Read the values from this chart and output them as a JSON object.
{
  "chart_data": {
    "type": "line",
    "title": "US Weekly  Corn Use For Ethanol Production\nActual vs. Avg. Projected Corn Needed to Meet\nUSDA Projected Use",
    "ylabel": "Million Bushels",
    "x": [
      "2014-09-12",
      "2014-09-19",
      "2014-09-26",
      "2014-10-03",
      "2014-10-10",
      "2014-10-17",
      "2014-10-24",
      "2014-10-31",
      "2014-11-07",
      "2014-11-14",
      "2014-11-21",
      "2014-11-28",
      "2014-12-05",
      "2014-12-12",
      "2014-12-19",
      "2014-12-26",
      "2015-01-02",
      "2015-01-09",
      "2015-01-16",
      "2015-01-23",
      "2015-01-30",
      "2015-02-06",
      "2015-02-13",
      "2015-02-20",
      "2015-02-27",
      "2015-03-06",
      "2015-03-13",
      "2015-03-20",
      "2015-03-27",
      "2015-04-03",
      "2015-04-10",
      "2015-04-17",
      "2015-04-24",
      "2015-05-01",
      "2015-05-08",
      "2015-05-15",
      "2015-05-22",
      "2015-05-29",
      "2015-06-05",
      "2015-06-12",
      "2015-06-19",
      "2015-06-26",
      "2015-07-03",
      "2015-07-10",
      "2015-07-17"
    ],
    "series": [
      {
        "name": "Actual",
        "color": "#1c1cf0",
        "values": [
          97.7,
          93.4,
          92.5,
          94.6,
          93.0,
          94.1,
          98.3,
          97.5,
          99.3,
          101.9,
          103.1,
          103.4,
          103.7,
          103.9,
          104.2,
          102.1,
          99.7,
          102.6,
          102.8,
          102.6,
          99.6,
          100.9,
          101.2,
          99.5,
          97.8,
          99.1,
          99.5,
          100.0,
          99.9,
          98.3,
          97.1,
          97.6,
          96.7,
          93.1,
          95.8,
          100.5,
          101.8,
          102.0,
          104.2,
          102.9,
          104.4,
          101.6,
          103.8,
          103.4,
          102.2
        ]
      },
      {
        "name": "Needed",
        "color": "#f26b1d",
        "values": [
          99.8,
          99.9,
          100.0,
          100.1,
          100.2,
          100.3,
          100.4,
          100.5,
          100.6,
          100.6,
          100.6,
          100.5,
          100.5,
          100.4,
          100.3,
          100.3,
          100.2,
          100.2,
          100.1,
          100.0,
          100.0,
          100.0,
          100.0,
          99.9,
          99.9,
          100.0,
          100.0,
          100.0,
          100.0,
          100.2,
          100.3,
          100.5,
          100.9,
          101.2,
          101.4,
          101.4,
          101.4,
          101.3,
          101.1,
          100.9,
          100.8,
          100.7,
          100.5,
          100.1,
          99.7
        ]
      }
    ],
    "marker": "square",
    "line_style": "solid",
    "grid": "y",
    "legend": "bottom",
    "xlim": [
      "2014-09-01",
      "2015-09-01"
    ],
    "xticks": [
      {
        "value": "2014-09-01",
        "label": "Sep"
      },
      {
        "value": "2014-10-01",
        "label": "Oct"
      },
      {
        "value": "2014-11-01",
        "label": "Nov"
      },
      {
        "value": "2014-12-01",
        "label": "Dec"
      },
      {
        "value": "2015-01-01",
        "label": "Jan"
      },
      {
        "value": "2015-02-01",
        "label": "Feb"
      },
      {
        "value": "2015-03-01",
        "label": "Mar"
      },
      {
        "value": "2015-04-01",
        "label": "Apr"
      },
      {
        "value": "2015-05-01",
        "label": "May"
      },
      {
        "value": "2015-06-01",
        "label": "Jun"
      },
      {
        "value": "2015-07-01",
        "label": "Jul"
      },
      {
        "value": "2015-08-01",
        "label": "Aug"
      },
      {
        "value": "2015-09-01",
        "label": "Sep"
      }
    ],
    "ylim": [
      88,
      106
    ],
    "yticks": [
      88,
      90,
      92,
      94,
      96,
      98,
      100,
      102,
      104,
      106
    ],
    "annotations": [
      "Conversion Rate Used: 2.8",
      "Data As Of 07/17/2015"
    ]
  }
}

Task brief
Output every line above without altering anything.

Expected answer
Read the values from this chart and output them as a JSON object.
{
  "chart_data": {
    "type": "line",
    "title": "US Weekly  Corn Use For Ethanol Production\nActual vs. Avg. Projected Corn Needed to Meet\nUSDA Projected Use",
    "ylabel": "Million Bushels",
    "x": [
      "2014-09-12",
      "2014-09-19",
      "2014-09-26",
      "2014-10-03",
      "2014-10-10",
      "2014-10-17",
      "2014-10-24",
      "2014-10-31",
      "2014-11-07",
      "2014-11-14",
      "2014-11-21",
      "2014-11-28",
      "2014-12-05",
      "2014-12-12",
      "2014-12-19",
      "2014-12-26",
      "2015-01-02",
      "2015-01-09",
      "2015-01-16",
      "2015-01-23",
      "2015-01-30",
      "2015-02-06",
      "2015-02-13",
      "2015-02-20",
      "2015-02-27",
      "2015-03-06",
      "2015-03-13",
      "2015-03-20",
      "2015-03-27",
      "2015-04-03",
      "2015-04-10",
      "2015-04-17",
      "2015-04-24",
      "2015-05-01",
      "2015-05-08",
      "2015-05-15",
      "2015-05-22",
      "2015-05-29",
      "2015-06-05",
      "2015-06-12",
      "2015-06-19",
      "2015-06-26",
      "2015-07-03",
      "2015-07-10",
      "2015-07-17"
    ],
    "series": [
      {
        "name": "Actual",
        "color": "#1c1cf0",
        "values": [
          97.7,
          93.4,
          92.5,
          94.6,
          93.0,
          94.1,
          98.3,
          97.5,
          99.3,
          101.9,
          103.1,
          103.4,
          103.7,
          103.9,
          104.2,
          102.1,
          99.7,
          102.6,
          102.8,
          102.6,
          99.6,
          100.9,
          101.2,
          99.5,
          97.8,
          99.1,
          99.5,
          100.0,
          99.9,
          98.3,
          97.1,
          97.6,
          96.7,
          93.1,
          95.8,
          100.5,
          101.8,
          102.0,
          104.2,
          102.9,
          104.4,
          101.6,
          103.8,
          103.4,
          102.2
        ]
      },
      {
        "name": "Needed",
        "color": "#f26b1d",
        "values": [
          99.8,
          99.9,
          100.0,
          100.1,
          100.2,
          100.3,
          100.4,
          100.5,
          100.6,
          100.6,
          100.6,
          100.5,
          100.5,
          100.4,
          100.3,
          100.3,
          100.2,
          100.2,
          100.1,
          100.0,
          100.0,
          100.0,
          100.0,
          99.9,
          99.9,
          100.0,
          100.0,
          100.0,
          100.0,
          100.2,
          100.3,
          100.5,
          100.9,
          101.2,
          101.4,
          101.4,
          101.4,
          101.3,
          101.1,
          100.9,
          100.8,
          100.7,
          100.5,
          100.1,
          99.7
        ]
      }
    ],
    "marker": "square",
    "line_style": "solid",
    "grid": "y",
    "legend": "bottom",
    "xlim": [
      "2014-09-01",
      "2015-09-01"
    ],
    "xticks": [
      {
        "value": "2014-09-01",
        "label": "Sep"
      },
      {
        "value": "2014-10-01",
        "label": "Oct"
      },
      {
        "value": "2014-11-01",
        "label": "Nov"
      },
      {
        "value": "2014-12-01",
        "label": "Dec"
      },
      {
        "value": "2015-01-01",
        "label": "Jan"
      },
      {
        "value": "2015-02-01",
        "label": "Feb"
      },
      {
        "value": "2015-03-01",
        "label": "Mar"
      },
      {
        "value": "2015-04-01",
        "label": "Apr"
      },
      {
        "value": "2015-05-01",
        "label": "May"
      },
      {
        "value": "2015-06-01",
        "label": "Jun"
      },
      {
        "value": "2015-07-01",
        "label": "Jul"
      },
      {
        "value": "2015-08-01",
        "label": "Aug"
      },
      {
        "value": "2015-09-01",
        "label": "Sep"
      }
    ],
    "ylim": [
      88,
      106
    ],
    "yticks": [
      88,
      90,
      92,
      94,
      96,
      98,
      100,
      102,
      104,
      106
    ],
    "annotations": [
      "Conversion Rate Used: 2.8",
      "Data As Of 07/17/2015"
    ]
  }
}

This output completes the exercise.